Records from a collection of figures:

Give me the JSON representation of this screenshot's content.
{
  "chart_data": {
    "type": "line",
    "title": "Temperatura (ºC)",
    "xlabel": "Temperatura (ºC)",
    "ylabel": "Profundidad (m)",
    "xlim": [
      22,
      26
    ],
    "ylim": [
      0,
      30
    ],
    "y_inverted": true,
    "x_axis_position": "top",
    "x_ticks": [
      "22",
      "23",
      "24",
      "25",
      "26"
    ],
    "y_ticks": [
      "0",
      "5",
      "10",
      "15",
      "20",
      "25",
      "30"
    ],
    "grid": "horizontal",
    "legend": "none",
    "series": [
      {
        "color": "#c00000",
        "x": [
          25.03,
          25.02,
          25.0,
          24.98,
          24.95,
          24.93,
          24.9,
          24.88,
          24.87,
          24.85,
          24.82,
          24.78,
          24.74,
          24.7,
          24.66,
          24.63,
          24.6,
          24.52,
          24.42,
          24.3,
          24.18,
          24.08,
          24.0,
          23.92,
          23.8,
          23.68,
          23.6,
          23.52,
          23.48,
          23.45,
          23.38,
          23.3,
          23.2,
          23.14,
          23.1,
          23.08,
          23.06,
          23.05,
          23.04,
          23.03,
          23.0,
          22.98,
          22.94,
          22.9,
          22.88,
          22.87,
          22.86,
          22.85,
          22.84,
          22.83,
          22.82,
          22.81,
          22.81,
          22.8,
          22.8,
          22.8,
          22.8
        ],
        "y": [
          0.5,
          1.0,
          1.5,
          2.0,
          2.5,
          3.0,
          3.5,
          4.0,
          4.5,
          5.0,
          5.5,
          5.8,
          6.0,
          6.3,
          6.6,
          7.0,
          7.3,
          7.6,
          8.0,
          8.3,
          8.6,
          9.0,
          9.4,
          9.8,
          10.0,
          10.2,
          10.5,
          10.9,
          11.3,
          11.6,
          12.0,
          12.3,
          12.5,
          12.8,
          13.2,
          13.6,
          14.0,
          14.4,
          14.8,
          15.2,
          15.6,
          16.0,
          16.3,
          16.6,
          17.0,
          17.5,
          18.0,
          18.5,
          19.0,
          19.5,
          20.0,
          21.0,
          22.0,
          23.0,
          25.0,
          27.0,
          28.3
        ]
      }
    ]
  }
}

Task to carry out ▸ Only the number is wanted: count the lines of the records that hold the word "Temperatura".

The response ▸ 2